We subsequently compared the maximal correlation coefficients 
used for the subtype assignment of the 397 luminal-like samples 
across all subtypes. Only the basal and claudin-low subtypes 
displayed lower correlation coefficients than did the luminal 
subtypes to the luminal-like subtype (Figure 2B). Hence the 
samples that might have been classified as luminal A or B if a 
correlation coefficient cutoff of less than 0.3 was used, did not 
cluster more closely to the luminal A and B centroids than the rest 
of luminal-like samples did to the other centroids. Based on these 
findings we conclude that although the luminal-like samples are 
related to the luminal A and B subtypes, they are not an artifact of 
the classification process. Moreover, the luminal-like samples are 
not members of either the luminal A or B subtypes, and likely 
comprise a novel molecular subtype. 

Relationship between the luminal-like and luminal C 
subtypes 

A luminal C molecular subtype has previously been reported 
[2]. Whereas this subtype was not reproduced in subsequent 
studies [3,8,12], we attempted to determine whether there was a 
relationship between the unclassifiable samples, which we defined 
as luminal-like, and the luminal C subtype samples. We used the 
information reported by Sorlie et al [2], specifically the fact that 
samples of the luminal C subtype exhibited high expression of 2 
gene clusters: luminal cluster G genes, whose expression is high in 
all luminal subtypes ([2]), and another gene cluster (Cluster D), 
which was not expressed in the luminal A or B subtypes, but was 
expressed in basal-like, ERBB2+ and luminal C subtype tumors 
[2]- 

As shown in Figure 3, the luminal-like subtype was not 
characterized by high expression of the genes comprising clusters 
D and G, suggesting that the luminal-like subtype does not possess 
characteristics of the luminal C subtype and likely represents a 
unique molecular subtype.

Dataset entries
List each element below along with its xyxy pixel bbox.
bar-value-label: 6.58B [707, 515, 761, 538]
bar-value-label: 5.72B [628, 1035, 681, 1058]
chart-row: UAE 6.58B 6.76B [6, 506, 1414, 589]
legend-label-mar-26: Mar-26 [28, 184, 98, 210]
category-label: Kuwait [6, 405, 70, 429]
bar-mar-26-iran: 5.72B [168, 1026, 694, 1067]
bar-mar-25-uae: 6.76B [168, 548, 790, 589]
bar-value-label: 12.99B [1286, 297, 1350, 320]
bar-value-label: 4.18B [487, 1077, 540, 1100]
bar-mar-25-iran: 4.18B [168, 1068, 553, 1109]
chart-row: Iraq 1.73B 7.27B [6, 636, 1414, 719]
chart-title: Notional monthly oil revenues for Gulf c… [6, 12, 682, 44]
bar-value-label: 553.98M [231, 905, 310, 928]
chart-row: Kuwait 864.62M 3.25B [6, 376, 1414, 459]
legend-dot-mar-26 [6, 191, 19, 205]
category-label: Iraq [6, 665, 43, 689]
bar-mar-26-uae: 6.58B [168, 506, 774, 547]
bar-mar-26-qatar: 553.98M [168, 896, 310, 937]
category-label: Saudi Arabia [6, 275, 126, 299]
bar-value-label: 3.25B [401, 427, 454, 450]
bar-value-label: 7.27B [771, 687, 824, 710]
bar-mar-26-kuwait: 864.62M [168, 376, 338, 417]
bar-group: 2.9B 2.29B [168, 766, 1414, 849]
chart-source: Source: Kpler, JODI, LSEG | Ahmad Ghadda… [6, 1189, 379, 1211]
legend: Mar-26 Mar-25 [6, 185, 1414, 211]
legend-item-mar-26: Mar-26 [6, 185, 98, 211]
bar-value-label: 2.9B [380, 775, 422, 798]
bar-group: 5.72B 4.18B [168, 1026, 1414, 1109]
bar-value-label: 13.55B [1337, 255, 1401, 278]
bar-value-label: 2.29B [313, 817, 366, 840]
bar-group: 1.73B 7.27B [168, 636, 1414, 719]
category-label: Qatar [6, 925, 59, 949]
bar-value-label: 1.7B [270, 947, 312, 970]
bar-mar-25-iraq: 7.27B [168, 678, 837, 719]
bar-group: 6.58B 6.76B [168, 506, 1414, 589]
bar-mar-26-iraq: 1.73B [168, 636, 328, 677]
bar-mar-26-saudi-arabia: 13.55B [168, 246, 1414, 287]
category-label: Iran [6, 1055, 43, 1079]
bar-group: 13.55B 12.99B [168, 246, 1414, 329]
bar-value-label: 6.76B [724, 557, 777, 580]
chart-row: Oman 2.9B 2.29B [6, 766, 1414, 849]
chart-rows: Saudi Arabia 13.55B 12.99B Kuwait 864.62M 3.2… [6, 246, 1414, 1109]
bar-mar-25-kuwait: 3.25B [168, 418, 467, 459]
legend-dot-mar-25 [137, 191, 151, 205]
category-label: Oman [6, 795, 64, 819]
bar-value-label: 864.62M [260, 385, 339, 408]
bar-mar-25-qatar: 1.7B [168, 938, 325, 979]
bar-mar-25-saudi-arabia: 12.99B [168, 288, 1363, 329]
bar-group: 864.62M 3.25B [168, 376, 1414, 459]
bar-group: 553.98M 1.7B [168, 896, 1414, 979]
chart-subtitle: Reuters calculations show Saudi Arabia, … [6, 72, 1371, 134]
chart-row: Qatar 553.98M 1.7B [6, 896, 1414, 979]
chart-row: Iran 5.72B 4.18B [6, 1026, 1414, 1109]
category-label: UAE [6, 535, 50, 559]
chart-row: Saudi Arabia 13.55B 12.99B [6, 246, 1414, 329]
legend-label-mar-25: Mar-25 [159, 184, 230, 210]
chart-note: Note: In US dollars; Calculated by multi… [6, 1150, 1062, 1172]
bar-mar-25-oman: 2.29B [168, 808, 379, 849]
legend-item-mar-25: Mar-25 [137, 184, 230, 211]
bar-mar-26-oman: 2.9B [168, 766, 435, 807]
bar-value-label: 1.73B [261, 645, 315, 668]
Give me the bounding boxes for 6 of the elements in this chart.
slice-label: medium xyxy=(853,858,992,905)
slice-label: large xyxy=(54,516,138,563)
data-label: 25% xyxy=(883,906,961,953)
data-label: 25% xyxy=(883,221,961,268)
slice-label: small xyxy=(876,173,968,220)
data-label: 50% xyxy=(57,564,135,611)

=== What is needed ===
According to the passage on the luminal-like breast cancer subtype, which two gene clusters showed high expression in samples of the luminal C subtype?

=== Result below ===
Luminal cluster G and Cluster D.